» Task prompt
Within the listing below, locate all lines containing the word "Contains". Copy each one.

» Raw data
************

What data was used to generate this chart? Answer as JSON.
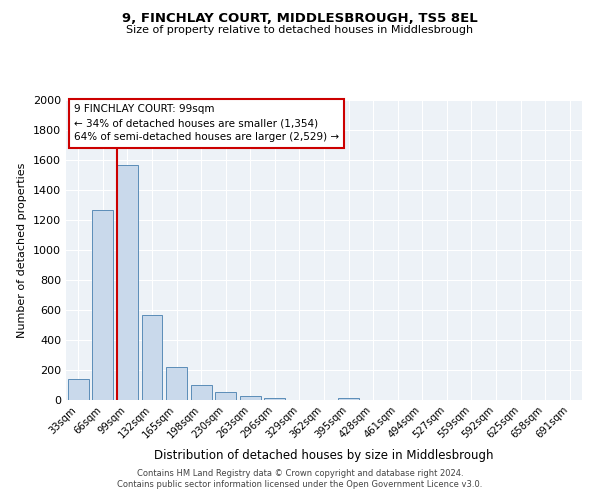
{
  "title": "9, FINCHLAY COURT, MIDDLESBROUGH, TS5 8EL",
  "subtitle": "Size of property relative to detached houses in Middlesbrough",
  "xlabel": "Distribution of detached houses by size in Middlesbrough",
  "ylabel": "Number of detached properties",
  "footnote1": "Contains HM Land Registry data © Crown copyright and database right 2024.",
  "footnote2": "Contains public sector information licensed under the Open Government Licence v3.0.",
  "annotation_line1": "9 FINCHLAY COURT: 99sqm",
  "annotation_line2": "← 34% of detached houses are smaller (1,354)",
  "annotation_line3": "64% of semi-detached houses are larger (2,529) →",
  "bar_labels": [
    "33sqm",
    "66sqm",
    "99sqm",
    "132sqm",
    "165sqm",
    "198sqm",
    "230sqm",
    "263sqm",
    "296sqm",
    "329sqm",
    "362sqm",
    "395sqm",
    "428sqm",
    "461sqm",
    "494sqm",
    "527sqm",
    "559sqm",
    "592sqm",
    "625sqm",
    "658sqm",
    "691sqm"
  ],
  "bar_values": [
    140,
    1265,
    1565,
    570,
    220,
    100,
    55,
    25,
    15,
    0,
    0,
    15,
    0,
    0,
    0,
    0,
    0,
    0,
    0,
    0,
    0
  ],
  "property_bar_index": 2,
  "bar_color": "#c9d9eb",
  "bar_edge_color": "#5b8db8",
  "redline_color": "#cc0000",
  "plot_bg_color": "#edf2f7",
  "ylim": [
    0,
    2000
  ],
  "yticks": [
    0,
    200,
    400,
    600,
    800,
    1000,
    1200,
    1400,
    1600,
    1800,
    2000
  ]
}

************

» Task output
  "footnote1": "Contains HM Land Registry data © Crown copyright and database right 2024.",
  "footnote2": "Contains public sector information licensed under the Open Government Licence v3.0.",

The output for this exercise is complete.